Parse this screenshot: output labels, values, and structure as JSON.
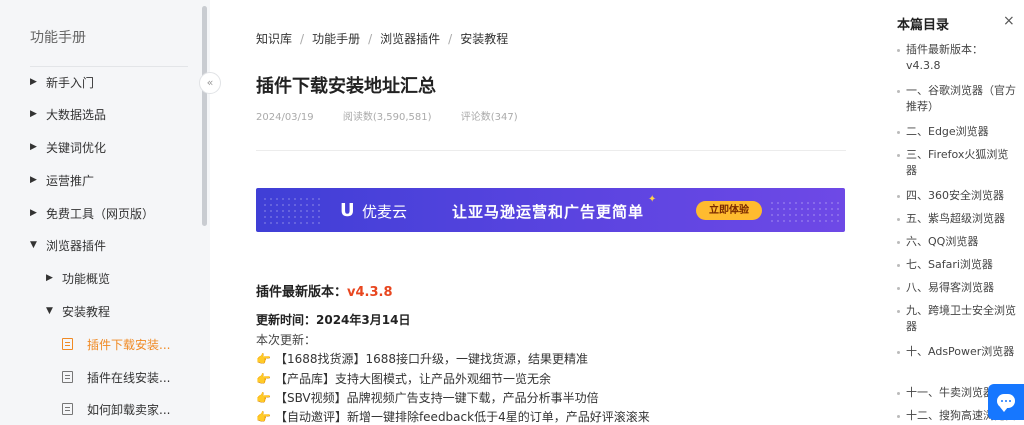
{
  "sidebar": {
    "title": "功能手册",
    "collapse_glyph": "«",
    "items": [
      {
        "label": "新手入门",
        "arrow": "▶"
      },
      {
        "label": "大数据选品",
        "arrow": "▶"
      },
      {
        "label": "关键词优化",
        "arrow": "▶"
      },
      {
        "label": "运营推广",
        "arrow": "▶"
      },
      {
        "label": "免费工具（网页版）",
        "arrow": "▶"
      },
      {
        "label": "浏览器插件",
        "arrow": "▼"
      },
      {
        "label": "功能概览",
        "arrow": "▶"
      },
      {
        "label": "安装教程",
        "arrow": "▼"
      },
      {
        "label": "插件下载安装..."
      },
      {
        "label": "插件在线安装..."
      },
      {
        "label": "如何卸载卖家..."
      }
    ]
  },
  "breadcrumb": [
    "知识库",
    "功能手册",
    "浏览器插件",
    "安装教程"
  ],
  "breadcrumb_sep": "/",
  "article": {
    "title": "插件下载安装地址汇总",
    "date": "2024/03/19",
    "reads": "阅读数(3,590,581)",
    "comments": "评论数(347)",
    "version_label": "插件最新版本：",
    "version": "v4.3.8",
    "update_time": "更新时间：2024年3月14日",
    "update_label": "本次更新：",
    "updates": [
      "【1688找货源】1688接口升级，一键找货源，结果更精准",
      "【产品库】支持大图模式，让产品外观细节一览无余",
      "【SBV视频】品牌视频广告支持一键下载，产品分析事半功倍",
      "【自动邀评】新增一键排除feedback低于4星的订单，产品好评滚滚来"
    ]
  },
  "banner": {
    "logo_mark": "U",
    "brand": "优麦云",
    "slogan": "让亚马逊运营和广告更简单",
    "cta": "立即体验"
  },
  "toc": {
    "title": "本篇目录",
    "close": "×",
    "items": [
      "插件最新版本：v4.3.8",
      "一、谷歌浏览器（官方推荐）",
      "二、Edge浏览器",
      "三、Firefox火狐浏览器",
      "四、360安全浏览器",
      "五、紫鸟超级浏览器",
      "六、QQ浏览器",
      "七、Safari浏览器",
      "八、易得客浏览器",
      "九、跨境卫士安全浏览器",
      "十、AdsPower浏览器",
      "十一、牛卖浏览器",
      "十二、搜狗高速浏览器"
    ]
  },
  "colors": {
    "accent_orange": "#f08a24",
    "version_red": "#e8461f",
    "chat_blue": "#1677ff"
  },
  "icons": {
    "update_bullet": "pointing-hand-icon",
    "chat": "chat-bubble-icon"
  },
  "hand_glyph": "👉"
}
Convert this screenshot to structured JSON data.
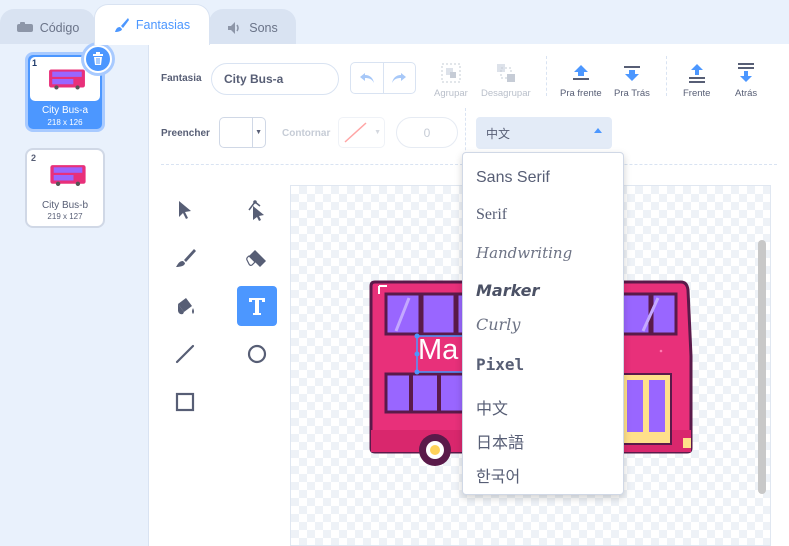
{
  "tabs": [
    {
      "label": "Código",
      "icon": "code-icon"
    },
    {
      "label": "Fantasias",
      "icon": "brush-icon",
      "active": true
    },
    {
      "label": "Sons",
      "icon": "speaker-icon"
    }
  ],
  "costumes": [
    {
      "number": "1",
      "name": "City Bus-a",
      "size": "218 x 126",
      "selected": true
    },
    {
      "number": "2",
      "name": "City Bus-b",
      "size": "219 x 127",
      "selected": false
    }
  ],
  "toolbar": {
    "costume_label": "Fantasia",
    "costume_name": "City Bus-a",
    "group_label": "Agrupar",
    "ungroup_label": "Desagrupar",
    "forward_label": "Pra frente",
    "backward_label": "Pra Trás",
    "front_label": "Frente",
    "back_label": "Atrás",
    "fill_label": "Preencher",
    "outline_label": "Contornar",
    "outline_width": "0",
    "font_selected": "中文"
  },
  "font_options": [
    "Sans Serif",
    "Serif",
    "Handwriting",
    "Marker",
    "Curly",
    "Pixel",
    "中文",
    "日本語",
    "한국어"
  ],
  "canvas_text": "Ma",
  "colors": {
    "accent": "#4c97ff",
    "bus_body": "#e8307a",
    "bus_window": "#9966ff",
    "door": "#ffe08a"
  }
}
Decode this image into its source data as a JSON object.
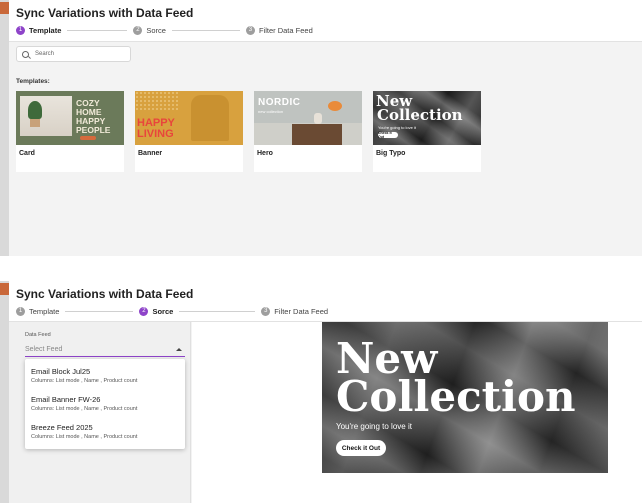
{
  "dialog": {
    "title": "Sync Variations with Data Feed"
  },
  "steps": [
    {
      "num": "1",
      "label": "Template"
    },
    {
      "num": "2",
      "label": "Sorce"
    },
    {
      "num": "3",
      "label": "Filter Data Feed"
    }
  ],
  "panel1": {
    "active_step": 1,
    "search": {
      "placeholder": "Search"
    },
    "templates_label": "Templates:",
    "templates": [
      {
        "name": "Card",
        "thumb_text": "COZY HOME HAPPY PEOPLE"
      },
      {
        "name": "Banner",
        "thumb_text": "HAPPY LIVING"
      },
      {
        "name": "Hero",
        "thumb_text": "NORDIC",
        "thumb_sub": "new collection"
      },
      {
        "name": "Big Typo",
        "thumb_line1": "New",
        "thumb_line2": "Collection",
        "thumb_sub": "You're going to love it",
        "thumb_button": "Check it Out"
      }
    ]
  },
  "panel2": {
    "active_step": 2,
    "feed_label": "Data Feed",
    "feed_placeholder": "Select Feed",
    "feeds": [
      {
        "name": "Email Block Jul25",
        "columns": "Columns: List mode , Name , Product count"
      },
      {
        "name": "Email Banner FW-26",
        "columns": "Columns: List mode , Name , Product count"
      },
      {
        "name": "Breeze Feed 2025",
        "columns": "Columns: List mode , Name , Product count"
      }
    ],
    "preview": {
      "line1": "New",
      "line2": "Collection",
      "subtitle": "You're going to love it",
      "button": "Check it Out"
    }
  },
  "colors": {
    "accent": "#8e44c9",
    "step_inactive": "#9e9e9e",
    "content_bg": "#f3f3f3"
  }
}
__________________________________________________
* **PROBLEM REQUIREMENTS**
Look through the entries above and list every line containing "JSON".

* **RESPONSE TO THIS TASK**
Parse this screenshot: output labels, values, and structure as JSON.
Convert this screenshot to structured JSON data.
Decode this image into its source data as a JSON object.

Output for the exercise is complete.